##### PROVIDED DATA #####
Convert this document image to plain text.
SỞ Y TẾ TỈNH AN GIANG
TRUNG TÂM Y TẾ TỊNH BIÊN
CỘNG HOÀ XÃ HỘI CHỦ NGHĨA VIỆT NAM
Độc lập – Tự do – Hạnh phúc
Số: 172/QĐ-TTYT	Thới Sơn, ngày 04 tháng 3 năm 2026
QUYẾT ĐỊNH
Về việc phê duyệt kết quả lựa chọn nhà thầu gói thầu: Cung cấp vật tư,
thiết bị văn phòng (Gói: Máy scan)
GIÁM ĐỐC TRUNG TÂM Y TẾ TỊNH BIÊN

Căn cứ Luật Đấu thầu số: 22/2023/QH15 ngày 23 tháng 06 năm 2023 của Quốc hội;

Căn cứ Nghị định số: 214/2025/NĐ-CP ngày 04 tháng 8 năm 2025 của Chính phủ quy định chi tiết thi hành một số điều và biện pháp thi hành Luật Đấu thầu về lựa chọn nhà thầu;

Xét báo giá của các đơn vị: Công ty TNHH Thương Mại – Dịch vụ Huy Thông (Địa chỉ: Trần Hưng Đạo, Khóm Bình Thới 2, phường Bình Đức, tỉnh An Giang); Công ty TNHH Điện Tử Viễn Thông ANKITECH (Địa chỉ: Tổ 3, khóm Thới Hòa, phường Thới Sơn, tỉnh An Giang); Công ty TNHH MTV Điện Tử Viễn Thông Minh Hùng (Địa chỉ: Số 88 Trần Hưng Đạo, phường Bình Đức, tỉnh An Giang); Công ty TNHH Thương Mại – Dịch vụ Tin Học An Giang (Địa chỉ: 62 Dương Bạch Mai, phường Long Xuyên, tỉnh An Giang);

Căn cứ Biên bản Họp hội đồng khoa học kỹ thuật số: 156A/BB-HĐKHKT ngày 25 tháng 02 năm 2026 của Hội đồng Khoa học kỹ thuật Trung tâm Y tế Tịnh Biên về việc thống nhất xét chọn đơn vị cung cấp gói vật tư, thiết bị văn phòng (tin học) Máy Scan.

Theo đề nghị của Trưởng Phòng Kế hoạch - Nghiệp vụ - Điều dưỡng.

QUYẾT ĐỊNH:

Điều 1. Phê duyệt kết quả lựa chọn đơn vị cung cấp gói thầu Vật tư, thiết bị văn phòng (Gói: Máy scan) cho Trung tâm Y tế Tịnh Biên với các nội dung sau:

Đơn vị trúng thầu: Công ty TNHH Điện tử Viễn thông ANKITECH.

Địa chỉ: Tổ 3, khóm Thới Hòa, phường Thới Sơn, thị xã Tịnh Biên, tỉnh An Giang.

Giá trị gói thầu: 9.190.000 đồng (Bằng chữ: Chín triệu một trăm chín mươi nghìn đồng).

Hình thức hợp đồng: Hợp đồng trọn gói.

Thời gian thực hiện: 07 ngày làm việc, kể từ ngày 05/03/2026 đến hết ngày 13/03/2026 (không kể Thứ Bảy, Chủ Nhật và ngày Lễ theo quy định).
#####
Exactly as they are written, print the entries again.

Convert this document image to plain text.
SỞ Y TẾ TỈNH AN GIANG
TRUNG TÂM Y TẾ TỊNH BIÊN
CỘNG HOÀ XÃ HỘI CHỦ NGHĨA VIỆT NAM
Độc lập – Tự do – Hạnh phúc
Số: 172/QĐ-TTYT	Thới Sơn, ngày 04 tháng 3 năm 2026
QUYẾT ĐỊNH
Về việc phê duyệt kết quả lựa chọn nhà thầu gói thầu: Cung cấp vật tư,
thiết bị văn phòng (Gói: Máy scan)
GIÁM ĐỐC TRUNG TÂM Y TẾ TỊNH BIÊN

Căn cứ Luật Đấu thầu số: 22/2023/QH15 ngày 23 tháng 06 năm 2023 của Quốc hội;

Căn cứ Nghị định số: 214/2025/NĐ-CP ngày 04 tháng 8 năm 2025 của Chính phủ quy định chi tiết thi hành một số điều và biện pháp thi hành Luật Đấu thầu về lựa chọn nhà thầu;

Xét báo giá của các đơn vị: Công ty TNHH Thương Mại – Dịch vụ Huy Thông (Địa chỉ: Trần Hưng Đạo, Khóm Bình Thới 2, phường Bình Đức, tỉnh An Giang); Công ty TNHH Điện Tử Viễn Thông ANKITECH (Địa chỉ: Tổ 3, khóm Thới Hòa, phường Thới Sơn, tỉnh An Giang); Công ty TNHH MTV Điện Tử Viễn Thông Minh Hùng (Địa chỉ: Số 88 Trần Hưng Đạo, phường Bình Đức, tỉnh An Giang); Công ty TNHH Thương Mại – Dịch vụ Tin Học An Giang (Địa chỉ: 62 Dương Bạch Mai, phường Long Xuyên, tỉnh An Giang);

Căn cứ Biên bản Họp hội đồng khoa học kỹ thuật số: 156A/BB-HĐKHKT ngày 25 tháng 02 năm 2026 của Hội đồng Khoa học kỹ thuật Trung tâm Y tế Tịnh Biên về việc thống nhất xét chọn đơn vị cung cấp gói vật tư, thiết bị văn phòng (tin học) Máy Scan.

Theo đề nghị của Trưởng Phòng Kế hoạch - Nghiệp vụ - Điều dưỡng.

QUYẾT ĐỊNH:

Điều 1. Phê duyệt kết quả lựa chọn đơn vị cung cấp gói thầu Vật tư, thiết bị văn phòng (Gói: Máy scan) cho Trung tâm Y tế Tịnh Biên với các nội dung sau:

Đơn vị trúng thầu: Công ty TNHH Điện tử Viễn thông ANKITECH.

Địa chỉ: Tổ 3, khóm Thới Hòa, phường Thới Sơn, thị xã Tịnh Biên, tỉnh An Giang.

Giá trị gói thầu: 9.190.000 đồng (Bằng chữ: Chín triệu một trăm chín mươi nghìn đồng).

Hình thức hợp đồng: Hợp đồng trọn gói.

Thời gian thực hiện: 07 ngày làm việc, kể từ ngày 05/03/2026 đến hết ngày 13/03/2026 (không kể Thứ Bảy, Chủ Nhật và ngày Lễ theo quy định).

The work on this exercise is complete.